**Written task:**
Take the part of the records that opens with the line containing "table-row-room: 209 [338,333,356,345]" and closes with the line containing "table-row-room: Šokių salė [322,193,372,205]", and substitute "table-row-location" for each "table-row-room". Reproduce only those lines, with nothing else altered.

**Records to process:**

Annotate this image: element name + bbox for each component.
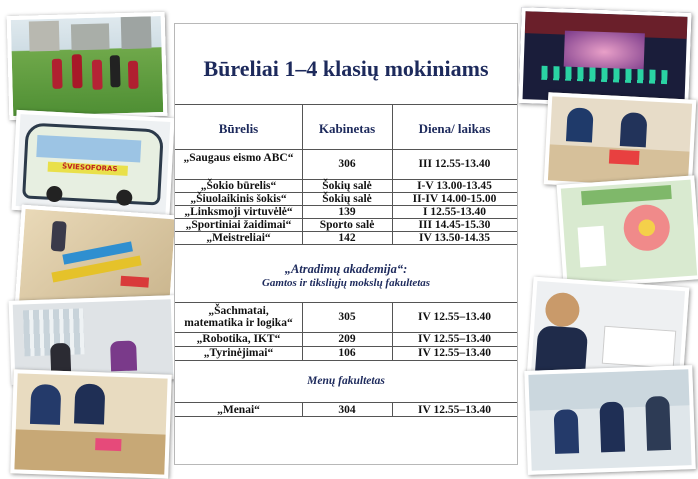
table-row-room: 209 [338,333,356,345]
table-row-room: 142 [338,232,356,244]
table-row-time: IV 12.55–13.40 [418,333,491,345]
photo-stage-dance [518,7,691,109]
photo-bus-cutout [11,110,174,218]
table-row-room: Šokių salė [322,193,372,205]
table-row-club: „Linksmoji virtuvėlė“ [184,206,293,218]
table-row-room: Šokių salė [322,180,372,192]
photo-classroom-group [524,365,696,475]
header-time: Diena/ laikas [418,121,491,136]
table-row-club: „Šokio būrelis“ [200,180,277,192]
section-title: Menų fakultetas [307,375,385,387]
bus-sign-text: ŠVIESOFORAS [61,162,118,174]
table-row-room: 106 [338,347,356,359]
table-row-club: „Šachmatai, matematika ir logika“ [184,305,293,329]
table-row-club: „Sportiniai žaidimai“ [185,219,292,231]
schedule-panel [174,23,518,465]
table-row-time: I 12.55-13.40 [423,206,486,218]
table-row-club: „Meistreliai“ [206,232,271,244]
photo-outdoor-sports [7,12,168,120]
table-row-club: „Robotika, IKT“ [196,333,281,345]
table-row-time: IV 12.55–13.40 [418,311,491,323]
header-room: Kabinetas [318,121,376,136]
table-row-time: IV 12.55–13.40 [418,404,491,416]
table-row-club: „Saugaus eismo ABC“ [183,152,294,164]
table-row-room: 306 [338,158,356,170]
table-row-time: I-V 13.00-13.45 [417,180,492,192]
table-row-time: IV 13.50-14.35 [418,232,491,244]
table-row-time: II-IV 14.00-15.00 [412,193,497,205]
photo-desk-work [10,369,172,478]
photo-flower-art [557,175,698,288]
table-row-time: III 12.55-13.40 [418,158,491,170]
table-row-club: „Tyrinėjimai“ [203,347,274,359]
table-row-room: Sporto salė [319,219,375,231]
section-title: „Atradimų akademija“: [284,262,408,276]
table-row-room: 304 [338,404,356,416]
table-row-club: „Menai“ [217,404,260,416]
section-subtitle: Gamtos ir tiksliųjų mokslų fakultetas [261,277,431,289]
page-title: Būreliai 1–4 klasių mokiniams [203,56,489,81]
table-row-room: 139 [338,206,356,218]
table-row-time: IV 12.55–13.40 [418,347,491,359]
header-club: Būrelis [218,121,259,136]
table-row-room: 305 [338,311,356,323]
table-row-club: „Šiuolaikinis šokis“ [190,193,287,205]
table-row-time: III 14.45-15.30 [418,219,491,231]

---

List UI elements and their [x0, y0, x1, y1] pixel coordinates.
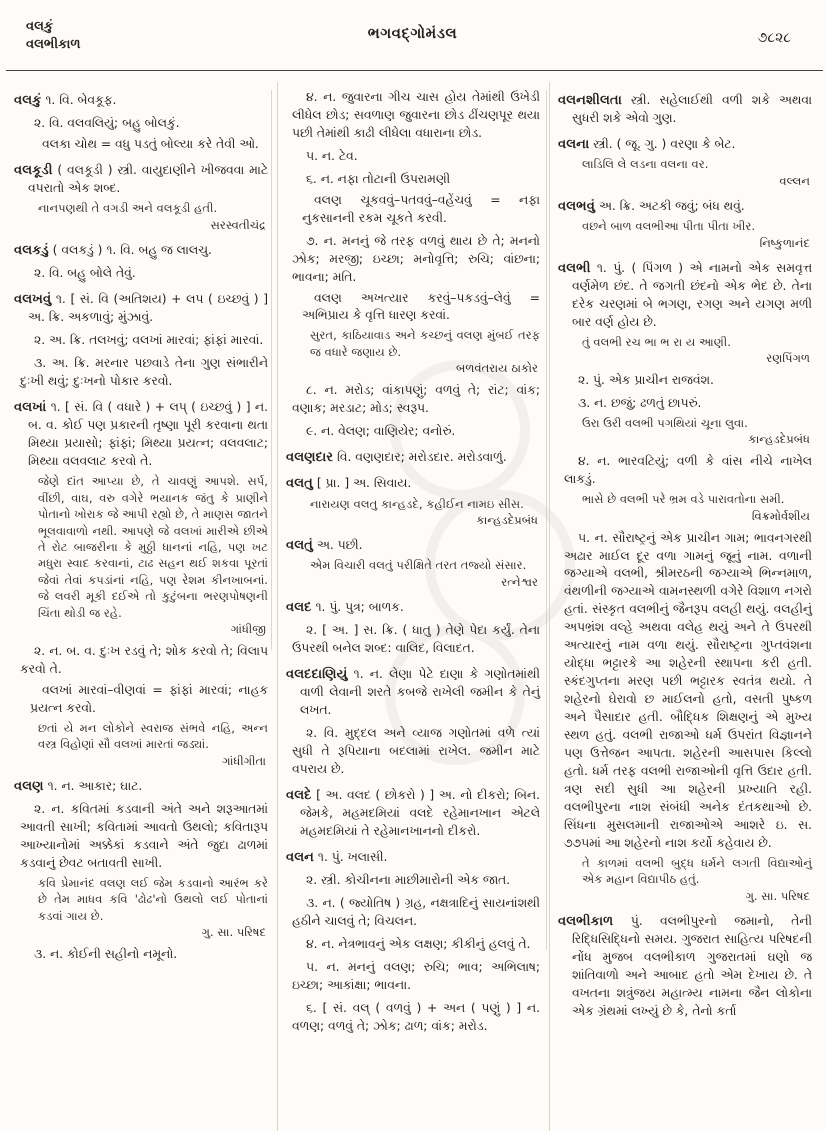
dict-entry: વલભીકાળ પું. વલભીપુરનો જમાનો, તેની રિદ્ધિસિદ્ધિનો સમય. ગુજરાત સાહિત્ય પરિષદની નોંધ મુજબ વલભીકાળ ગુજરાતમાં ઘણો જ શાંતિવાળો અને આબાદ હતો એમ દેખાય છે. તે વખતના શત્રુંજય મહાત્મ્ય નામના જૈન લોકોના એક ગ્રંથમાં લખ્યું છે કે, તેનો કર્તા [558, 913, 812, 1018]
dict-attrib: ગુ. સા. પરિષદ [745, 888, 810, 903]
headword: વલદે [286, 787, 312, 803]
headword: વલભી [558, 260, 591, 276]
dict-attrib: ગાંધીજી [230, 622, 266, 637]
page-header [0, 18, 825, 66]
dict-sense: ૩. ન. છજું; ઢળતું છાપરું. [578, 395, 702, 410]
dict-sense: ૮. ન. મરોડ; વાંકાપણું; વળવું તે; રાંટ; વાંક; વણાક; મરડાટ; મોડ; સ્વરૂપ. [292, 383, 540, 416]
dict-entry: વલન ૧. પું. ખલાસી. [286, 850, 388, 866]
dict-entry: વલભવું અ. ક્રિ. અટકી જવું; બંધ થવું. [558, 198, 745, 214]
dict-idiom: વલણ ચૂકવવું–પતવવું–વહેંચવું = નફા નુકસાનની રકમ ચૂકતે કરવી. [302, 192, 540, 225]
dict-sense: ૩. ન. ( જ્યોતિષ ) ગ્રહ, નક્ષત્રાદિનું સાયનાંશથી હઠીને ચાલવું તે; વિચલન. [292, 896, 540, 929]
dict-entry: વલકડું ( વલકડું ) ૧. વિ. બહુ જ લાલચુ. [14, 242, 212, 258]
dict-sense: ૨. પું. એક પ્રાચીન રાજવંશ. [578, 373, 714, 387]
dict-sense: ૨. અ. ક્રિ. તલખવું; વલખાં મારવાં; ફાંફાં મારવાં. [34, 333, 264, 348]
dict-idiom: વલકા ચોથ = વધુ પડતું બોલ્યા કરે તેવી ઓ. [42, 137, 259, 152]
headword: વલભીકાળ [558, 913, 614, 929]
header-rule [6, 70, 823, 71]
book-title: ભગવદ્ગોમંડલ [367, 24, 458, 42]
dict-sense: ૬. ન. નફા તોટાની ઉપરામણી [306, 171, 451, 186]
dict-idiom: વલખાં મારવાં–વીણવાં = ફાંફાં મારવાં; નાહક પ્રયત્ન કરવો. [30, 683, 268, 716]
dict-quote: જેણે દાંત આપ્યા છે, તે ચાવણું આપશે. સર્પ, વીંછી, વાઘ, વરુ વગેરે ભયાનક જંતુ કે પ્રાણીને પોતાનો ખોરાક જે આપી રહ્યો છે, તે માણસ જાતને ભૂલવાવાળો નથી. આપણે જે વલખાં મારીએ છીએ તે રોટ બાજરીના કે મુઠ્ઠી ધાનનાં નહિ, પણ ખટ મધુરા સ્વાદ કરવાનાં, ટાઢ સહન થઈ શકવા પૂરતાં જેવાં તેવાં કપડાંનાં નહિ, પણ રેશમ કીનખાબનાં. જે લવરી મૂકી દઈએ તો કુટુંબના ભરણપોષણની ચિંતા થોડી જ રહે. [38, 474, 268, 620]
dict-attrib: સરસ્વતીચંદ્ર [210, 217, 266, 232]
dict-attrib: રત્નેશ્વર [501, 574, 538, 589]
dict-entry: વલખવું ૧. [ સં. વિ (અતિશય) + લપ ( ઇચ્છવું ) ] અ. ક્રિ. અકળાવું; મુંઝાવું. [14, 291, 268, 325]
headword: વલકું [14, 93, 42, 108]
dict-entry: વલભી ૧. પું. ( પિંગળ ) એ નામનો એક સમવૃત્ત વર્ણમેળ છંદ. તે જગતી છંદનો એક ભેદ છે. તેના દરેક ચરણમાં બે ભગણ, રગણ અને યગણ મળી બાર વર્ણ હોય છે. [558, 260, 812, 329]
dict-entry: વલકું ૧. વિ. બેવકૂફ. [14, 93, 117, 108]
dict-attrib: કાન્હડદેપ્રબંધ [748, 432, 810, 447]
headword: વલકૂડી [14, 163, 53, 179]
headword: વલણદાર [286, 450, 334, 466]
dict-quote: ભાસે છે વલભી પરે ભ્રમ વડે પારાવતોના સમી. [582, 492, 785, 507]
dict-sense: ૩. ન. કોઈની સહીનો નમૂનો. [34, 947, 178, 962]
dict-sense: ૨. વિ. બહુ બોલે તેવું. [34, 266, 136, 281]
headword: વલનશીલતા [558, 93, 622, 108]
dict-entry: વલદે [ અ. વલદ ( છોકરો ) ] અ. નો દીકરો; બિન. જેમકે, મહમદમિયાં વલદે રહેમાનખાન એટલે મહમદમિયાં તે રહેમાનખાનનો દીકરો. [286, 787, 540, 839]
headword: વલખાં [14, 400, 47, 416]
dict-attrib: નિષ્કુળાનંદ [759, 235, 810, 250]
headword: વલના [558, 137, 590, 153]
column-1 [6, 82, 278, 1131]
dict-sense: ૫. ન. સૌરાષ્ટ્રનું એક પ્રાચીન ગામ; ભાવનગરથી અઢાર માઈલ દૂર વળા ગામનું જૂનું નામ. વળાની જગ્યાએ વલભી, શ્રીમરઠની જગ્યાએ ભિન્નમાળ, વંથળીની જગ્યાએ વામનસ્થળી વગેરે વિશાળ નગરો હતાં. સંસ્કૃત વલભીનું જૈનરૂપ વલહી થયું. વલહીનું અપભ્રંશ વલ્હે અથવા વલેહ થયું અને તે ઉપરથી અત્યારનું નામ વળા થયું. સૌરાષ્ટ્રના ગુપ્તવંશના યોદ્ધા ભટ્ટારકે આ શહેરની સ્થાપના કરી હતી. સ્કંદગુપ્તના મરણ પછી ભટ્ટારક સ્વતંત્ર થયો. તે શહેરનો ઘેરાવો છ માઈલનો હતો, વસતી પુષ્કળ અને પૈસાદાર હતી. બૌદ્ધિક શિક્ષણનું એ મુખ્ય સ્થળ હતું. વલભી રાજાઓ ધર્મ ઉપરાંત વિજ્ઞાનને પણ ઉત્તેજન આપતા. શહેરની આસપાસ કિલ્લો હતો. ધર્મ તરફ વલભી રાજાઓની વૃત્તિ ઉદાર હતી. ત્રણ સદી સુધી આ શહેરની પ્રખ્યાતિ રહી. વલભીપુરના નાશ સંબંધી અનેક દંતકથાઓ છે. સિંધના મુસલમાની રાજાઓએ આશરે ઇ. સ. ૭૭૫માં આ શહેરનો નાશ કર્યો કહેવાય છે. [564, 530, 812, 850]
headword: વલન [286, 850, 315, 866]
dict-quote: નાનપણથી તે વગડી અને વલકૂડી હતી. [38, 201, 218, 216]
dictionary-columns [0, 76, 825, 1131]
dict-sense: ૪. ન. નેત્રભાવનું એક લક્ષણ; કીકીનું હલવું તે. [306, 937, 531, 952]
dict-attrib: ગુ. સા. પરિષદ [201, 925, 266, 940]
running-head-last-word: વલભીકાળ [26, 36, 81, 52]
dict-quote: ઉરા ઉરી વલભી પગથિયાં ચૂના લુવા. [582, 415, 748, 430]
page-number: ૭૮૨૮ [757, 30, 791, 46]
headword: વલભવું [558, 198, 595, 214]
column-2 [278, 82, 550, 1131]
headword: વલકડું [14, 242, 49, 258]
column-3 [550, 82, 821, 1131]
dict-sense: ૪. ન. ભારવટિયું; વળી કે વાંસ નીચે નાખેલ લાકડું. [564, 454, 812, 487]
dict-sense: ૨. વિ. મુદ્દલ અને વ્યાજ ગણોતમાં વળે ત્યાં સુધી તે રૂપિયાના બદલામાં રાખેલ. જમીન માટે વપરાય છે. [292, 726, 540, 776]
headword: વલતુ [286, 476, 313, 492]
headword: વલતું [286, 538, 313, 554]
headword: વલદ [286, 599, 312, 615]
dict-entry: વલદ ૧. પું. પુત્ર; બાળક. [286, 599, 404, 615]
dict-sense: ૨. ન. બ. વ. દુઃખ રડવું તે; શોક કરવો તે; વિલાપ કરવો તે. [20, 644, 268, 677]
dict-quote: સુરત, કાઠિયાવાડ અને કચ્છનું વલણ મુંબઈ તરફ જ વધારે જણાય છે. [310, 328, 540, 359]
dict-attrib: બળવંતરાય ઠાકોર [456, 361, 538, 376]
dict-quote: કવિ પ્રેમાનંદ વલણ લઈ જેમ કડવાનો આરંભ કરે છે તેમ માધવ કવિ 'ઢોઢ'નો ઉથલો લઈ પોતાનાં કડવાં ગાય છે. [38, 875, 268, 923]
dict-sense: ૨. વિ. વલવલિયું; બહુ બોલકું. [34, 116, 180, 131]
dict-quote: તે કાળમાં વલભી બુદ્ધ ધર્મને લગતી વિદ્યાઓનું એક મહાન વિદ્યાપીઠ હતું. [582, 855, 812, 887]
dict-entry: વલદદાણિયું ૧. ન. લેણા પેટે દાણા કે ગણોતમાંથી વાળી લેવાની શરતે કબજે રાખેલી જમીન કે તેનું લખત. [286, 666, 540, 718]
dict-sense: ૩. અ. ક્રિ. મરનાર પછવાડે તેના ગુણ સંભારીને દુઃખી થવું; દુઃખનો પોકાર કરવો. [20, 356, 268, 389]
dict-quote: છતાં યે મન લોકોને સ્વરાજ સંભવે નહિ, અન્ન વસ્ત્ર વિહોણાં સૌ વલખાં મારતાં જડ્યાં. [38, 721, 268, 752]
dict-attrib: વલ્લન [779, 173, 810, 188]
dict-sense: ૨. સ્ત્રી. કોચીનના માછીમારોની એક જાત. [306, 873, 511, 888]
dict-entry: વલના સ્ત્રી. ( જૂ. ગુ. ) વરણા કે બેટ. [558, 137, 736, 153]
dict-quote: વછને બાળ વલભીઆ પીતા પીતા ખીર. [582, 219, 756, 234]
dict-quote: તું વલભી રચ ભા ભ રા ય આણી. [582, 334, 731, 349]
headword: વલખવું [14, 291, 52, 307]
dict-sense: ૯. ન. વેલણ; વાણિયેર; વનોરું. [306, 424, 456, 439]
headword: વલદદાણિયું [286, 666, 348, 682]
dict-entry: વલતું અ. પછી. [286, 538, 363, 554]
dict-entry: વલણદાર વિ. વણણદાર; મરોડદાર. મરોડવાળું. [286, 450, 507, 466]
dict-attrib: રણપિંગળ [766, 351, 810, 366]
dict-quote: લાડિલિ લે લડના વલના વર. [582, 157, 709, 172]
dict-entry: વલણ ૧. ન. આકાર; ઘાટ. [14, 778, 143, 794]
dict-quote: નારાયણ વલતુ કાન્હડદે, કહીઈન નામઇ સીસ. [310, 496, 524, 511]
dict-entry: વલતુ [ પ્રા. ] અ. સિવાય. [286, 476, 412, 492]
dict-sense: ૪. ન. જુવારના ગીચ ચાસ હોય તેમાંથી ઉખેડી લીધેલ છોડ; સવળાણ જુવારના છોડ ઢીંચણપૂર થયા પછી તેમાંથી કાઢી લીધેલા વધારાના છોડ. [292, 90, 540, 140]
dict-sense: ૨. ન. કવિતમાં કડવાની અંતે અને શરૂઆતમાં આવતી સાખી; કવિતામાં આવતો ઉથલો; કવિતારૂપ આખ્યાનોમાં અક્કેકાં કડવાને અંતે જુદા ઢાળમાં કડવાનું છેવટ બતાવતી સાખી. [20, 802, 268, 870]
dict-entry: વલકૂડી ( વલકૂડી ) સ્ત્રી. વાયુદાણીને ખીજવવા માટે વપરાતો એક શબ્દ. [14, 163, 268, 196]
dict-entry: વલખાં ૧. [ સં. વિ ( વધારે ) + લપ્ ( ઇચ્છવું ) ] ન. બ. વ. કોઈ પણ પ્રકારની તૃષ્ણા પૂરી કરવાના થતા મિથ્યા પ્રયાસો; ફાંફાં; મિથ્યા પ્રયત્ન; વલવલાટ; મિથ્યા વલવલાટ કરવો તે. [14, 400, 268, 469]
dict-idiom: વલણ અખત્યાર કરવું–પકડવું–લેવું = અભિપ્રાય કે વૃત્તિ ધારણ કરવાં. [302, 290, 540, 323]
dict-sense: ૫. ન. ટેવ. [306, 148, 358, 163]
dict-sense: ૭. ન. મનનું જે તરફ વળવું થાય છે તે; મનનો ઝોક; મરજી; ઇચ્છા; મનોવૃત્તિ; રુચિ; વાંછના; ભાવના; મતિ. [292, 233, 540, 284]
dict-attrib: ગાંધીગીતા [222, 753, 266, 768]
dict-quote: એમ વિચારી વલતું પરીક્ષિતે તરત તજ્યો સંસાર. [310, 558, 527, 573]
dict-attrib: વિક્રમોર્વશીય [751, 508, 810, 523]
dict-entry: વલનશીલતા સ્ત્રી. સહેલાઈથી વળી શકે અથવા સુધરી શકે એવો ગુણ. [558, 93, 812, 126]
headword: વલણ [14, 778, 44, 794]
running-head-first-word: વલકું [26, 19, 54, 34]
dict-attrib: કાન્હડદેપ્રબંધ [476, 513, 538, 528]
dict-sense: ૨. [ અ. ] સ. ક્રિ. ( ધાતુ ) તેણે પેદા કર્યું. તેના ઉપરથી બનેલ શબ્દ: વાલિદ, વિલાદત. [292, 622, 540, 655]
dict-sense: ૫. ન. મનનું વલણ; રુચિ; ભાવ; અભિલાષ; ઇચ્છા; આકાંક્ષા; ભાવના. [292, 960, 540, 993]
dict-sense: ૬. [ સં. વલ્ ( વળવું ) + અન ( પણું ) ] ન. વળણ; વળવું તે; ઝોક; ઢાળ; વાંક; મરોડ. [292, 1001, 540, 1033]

**Solution to the problem:**
table-row-location: 209 [338,333,356,345]
table-row-location: 142 [338,232,356,244]
table-row-time: IV 12.55–13.40 [418,333,491,345]
photo-stage-dance [518,7,691,109]
photo-bus-cutout [11,110,174,218]
table-row-location: Šokių salė [322,193,372,205]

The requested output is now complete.